What is expected:
Find the string "место" in the entries and copy each line that has it.

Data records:
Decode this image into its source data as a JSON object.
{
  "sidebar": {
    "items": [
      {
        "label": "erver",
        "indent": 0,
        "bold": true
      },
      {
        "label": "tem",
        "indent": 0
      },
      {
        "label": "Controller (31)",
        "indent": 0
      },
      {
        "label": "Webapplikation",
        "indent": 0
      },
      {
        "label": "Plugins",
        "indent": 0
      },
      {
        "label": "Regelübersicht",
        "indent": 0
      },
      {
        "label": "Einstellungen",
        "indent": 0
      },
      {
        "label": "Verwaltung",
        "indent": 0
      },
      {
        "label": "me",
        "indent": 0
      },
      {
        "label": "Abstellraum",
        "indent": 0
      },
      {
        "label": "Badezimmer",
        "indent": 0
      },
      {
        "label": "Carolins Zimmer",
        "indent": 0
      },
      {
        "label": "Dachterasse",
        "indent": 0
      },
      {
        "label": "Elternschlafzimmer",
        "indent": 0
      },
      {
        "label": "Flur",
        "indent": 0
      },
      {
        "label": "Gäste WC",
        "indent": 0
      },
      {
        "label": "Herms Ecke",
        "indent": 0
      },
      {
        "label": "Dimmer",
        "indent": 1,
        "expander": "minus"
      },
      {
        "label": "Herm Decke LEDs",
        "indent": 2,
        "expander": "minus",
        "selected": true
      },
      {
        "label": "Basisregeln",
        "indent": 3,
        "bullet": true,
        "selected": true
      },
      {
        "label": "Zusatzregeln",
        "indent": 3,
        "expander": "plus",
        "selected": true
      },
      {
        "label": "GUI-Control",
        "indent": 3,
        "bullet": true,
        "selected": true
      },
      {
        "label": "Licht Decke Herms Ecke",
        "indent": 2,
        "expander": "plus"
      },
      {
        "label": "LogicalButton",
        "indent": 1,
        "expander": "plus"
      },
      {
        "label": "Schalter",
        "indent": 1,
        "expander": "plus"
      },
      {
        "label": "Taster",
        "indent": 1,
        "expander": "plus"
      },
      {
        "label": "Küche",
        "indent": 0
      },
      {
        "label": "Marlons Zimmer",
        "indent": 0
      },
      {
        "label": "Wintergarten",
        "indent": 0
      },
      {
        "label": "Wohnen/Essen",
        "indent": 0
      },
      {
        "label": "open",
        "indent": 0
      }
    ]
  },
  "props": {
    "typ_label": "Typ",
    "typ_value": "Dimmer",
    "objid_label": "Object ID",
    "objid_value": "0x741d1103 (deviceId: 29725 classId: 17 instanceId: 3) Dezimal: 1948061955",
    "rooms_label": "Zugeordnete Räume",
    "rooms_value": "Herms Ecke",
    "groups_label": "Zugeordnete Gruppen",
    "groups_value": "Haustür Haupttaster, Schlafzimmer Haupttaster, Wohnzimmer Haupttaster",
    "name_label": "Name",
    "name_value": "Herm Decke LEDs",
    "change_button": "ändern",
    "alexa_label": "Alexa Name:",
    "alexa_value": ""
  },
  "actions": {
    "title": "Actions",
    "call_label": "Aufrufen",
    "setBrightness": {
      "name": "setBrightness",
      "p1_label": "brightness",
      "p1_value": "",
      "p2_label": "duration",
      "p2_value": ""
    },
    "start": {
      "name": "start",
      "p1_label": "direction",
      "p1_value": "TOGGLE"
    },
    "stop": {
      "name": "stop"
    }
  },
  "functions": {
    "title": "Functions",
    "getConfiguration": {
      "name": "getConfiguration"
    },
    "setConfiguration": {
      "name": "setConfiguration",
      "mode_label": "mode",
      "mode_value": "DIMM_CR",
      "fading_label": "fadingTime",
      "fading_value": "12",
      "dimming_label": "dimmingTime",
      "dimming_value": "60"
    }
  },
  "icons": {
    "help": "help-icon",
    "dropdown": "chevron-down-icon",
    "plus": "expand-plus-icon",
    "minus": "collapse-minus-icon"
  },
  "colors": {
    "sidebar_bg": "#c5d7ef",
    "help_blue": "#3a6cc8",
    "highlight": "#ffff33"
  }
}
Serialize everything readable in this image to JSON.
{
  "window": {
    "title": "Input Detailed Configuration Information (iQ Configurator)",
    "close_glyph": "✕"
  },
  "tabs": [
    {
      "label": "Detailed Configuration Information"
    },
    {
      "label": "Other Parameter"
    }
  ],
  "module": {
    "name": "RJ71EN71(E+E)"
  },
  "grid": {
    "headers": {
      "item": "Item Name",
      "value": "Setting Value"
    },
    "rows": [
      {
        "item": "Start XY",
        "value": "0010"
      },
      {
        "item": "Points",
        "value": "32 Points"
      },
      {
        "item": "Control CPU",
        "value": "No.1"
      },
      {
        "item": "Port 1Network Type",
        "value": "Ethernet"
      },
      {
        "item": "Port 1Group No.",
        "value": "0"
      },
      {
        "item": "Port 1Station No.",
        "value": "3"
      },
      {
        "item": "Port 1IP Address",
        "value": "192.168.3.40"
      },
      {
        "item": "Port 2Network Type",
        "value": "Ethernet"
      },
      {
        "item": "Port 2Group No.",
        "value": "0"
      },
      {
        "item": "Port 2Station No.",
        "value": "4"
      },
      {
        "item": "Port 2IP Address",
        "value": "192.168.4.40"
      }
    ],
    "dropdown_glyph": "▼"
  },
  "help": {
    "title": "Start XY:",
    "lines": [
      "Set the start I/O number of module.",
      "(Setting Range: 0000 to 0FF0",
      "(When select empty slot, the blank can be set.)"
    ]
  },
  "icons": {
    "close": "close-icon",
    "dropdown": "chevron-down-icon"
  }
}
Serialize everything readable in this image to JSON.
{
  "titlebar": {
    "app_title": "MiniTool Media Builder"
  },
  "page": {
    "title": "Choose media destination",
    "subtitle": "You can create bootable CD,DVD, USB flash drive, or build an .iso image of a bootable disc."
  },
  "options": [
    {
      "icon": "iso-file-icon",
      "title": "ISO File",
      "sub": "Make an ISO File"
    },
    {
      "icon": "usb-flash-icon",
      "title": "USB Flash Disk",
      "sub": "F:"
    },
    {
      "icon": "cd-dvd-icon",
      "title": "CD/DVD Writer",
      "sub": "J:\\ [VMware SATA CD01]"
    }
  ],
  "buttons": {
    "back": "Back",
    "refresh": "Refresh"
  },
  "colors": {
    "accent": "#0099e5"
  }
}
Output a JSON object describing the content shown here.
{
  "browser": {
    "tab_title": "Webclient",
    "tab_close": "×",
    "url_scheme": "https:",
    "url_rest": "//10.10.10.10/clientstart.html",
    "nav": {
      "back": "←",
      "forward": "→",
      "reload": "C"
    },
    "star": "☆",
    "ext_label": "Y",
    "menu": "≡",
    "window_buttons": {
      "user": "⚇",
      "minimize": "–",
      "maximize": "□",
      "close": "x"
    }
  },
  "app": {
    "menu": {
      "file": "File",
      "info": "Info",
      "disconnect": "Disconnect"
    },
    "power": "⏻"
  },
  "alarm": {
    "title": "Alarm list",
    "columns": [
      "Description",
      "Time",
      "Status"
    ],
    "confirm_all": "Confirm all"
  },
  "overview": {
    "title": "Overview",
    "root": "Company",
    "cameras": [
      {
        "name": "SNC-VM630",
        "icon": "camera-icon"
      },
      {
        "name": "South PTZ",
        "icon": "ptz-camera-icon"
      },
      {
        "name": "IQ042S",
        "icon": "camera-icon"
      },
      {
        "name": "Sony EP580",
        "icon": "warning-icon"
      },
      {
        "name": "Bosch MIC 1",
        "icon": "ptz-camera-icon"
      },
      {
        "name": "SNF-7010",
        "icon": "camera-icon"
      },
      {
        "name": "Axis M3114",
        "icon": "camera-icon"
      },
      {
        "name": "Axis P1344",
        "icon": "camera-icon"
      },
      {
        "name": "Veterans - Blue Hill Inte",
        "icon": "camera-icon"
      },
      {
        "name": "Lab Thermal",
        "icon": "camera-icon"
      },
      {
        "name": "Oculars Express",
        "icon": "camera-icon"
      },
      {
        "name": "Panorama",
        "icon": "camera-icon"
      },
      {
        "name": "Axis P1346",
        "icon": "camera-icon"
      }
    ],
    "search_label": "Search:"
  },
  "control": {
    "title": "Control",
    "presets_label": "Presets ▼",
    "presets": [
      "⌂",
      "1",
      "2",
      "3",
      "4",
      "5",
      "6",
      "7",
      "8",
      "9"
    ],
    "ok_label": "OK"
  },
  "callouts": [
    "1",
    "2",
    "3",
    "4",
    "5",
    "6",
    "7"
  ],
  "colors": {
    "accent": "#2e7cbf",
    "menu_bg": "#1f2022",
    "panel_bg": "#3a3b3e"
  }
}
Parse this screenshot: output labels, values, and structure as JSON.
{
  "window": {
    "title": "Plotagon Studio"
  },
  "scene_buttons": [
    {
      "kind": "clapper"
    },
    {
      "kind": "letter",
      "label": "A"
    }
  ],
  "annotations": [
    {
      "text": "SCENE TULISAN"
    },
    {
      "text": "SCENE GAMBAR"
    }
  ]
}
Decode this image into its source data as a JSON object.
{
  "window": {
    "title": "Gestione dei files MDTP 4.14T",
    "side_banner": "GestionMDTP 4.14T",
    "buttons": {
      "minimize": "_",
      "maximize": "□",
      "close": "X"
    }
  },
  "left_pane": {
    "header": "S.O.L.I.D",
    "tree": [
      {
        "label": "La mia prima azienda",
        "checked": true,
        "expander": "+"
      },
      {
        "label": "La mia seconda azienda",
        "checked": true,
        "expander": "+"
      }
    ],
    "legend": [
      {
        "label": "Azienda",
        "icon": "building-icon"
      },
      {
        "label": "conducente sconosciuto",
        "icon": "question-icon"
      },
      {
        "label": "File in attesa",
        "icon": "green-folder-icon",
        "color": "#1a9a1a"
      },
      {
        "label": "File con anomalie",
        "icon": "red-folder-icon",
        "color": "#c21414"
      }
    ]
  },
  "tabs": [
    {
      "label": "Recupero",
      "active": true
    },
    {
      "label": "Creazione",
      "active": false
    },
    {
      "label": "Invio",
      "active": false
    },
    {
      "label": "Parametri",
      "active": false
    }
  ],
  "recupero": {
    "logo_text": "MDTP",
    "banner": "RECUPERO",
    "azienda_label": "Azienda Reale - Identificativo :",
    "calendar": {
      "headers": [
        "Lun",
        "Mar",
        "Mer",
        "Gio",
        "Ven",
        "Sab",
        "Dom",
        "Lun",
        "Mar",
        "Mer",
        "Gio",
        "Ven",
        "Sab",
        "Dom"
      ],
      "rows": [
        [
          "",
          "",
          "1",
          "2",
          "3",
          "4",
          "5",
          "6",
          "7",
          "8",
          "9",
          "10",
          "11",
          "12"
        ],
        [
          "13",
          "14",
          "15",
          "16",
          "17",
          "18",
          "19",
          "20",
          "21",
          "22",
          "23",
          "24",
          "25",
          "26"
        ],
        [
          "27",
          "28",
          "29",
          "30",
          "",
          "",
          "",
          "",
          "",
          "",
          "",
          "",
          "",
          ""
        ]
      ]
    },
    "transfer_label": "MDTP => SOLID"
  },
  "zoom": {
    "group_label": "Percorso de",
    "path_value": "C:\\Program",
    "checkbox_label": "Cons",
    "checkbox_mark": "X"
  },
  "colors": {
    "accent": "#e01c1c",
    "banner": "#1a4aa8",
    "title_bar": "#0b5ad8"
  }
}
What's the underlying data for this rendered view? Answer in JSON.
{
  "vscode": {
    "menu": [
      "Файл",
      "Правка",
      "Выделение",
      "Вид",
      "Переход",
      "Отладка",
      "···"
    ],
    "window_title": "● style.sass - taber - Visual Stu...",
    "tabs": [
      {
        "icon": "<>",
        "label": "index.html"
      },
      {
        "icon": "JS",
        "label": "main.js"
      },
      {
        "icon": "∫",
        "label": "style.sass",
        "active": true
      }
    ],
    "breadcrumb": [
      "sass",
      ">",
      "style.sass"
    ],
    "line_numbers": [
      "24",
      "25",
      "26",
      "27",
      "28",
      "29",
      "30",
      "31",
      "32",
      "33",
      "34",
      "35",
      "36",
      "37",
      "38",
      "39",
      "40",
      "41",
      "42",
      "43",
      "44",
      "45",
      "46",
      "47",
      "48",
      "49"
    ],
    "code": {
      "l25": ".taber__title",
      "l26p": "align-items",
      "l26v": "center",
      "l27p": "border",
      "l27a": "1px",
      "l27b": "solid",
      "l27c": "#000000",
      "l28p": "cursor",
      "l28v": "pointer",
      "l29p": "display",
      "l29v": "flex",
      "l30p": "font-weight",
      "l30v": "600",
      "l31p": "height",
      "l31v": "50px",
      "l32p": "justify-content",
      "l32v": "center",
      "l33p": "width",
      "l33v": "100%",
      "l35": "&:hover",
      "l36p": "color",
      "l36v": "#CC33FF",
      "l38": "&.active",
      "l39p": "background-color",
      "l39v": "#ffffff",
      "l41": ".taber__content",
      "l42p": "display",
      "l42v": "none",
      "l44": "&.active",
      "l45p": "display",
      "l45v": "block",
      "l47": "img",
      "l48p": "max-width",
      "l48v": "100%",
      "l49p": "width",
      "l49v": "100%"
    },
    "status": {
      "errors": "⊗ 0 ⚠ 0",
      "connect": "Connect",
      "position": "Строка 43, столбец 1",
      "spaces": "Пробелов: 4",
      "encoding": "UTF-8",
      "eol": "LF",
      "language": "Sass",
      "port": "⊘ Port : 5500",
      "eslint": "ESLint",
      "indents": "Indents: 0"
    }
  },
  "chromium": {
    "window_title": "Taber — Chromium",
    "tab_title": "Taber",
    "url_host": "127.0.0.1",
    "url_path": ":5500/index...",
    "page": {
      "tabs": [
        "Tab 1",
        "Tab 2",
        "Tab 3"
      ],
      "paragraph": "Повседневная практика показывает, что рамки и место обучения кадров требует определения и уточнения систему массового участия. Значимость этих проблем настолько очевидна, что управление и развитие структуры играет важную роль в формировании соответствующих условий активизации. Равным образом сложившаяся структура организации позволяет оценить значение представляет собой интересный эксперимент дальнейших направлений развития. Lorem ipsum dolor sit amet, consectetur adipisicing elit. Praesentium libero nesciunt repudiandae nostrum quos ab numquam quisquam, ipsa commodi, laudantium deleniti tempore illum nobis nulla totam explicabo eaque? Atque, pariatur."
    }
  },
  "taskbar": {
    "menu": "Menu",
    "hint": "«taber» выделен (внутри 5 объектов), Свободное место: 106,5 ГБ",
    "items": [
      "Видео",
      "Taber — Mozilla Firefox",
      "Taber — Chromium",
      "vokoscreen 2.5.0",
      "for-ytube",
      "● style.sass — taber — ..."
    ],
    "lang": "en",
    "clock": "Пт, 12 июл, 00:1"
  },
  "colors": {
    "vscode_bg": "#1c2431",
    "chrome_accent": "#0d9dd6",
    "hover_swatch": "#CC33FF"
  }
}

Solution:
      "paragraph": "Повседневная практика показывает, что рамки и место обучения кадров требует определения и уточнения систему массового участия. Значимость этих проблем настолько очевидна, что управление и развитие структуры играет важную роль в формировании соответствующих условий активизации. Равным образом сложившаяся структура организации позволяет оценить значение представляет собой интересный эксперимент дальнейших направлений развития. Lorem ipsum dolor sit amet, consectetur adipisicing elit. Praesentium libero nesciunt repudiandae nostrum quos ab numquam quisquam, ipsa commodi, laudantium deleniti tempore illum nobis nulla totam explicabo eaque? Atque, pariatur."
    "hint": "«taber» выделен (внутри 5 объектов), Свободное место: 106,5 ГБ",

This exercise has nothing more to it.